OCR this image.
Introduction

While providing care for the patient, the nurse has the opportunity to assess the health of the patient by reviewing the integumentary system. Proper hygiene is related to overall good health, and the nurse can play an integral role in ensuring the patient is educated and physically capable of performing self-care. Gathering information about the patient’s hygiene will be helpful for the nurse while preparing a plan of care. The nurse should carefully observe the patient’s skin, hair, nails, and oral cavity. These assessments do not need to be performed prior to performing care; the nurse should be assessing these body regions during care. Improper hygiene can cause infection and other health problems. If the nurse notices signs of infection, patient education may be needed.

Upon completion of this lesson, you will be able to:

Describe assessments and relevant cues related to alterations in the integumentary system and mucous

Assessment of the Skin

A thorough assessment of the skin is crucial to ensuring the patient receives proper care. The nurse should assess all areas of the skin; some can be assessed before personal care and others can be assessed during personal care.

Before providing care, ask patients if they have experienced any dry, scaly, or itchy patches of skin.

* * *

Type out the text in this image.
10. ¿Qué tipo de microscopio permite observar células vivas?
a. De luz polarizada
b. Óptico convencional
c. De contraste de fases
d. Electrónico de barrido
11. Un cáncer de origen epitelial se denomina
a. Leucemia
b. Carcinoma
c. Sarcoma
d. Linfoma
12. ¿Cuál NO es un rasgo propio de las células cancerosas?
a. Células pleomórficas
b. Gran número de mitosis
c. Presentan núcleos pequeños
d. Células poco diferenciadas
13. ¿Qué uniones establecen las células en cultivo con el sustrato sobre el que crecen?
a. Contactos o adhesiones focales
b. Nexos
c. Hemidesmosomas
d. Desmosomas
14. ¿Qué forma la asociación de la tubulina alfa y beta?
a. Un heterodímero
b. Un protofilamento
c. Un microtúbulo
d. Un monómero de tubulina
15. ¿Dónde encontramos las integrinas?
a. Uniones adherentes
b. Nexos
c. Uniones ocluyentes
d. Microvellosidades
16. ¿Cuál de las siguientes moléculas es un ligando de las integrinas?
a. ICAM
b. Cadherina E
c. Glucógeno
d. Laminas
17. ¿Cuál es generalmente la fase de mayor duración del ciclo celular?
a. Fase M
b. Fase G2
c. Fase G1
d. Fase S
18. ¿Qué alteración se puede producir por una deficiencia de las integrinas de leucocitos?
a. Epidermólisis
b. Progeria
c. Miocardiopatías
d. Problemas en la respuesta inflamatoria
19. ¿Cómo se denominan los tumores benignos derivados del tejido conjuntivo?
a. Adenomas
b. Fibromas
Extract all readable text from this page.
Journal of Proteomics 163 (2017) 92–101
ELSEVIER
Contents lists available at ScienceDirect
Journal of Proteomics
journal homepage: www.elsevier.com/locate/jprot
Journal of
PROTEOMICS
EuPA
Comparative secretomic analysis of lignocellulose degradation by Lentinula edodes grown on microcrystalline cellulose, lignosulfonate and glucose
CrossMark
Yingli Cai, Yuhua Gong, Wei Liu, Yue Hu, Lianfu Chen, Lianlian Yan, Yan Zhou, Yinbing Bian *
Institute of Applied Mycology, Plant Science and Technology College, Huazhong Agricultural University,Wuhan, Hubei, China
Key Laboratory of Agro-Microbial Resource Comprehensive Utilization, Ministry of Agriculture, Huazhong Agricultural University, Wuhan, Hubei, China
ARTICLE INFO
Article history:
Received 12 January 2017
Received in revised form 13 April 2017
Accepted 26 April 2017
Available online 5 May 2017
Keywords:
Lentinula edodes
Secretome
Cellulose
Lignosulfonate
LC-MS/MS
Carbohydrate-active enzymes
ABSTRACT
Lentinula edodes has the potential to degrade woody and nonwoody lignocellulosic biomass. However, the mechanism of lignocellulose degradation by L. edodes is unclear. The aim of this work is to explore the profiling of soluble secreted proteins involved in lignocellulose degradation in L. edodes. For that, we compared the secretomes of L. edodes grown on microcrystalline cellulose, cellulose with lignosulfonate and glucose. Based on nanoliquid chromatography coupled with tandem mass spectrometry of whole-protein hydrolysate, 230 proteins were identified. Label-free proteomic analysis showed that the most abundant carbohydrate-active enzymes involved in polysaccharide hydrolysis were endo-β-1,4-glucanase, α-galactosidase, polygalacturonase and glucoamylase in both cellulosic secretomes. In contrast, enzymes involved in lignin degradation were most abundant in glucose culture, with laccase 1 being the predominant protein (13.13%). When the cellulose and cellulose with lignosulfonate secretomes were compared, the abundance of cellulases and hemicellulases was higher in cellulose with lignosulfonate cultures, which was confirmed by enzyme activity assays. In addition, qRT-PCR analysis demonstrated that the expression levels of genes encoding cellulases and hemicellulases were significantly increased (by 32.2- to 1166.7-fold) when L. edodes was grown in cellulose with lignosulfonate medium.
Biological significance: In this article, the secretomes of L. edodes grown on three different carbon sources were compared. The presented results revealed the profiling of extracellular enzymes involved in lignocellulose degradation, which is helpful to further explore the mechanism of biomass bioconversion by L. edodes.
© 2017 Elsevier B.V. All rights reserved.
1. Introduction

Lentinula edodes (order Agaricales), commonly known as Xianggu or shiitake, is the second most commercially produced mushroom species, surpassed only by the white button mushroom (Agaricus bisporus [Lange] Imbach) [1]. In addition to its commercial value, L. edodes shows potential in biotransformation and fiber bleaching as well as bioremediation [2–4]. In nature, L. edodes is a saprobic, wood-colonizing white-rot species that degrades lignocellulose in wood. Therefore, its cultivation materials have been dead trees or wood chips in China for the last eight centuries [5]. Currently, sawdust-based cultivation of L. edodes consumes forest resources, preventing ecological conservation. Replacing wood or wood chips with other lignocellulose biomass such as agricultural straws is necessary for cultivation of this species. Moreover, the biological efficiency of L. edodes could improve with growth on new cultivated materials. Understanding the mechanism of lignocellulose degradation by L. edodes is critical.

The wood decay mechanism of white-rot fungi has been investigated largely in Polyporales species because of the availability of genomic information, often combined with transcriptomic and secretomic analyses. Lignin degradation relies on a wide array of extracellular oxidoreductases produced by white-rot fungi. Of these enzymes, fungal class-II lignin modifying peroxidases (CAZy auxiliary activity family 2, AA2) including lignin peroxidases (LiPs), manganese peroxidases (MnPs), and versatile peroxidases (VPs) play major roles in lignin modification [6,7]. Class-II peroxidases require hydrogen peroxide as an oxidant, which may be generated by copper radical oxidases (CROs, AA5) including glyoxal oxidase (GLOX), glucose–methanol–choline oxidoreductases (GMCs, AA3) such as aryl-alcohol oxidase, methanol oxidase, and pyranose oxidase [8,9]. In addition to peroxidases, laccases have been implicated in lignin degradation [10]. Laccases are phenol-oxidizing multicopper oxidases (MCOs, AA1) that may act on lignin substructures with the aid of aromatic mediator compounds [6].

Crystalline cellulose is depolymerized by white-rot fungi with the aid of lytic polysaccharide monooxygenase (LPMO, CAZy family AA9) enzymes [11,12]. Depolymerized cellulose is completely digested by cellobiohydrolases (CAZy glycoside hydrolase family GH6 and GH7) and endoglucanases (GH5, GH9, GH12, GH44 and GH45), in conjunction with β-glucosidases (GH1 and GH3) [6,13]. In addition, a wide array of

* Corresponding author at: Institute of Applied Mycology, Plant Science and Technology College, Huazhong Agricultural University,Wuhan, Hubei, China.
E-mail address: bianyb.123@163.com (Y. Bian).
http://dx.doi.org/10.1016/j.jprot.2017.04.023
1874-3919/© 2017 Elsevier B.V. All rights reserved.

What needs to be done: Only the lines that contain the word "reserved" should be copied from the material.

Solution to this exercise:
© 2017 Elsevier B.V. All rights reserved.
1874-3919/© 2017 Elsevier B.V. All rights reserved.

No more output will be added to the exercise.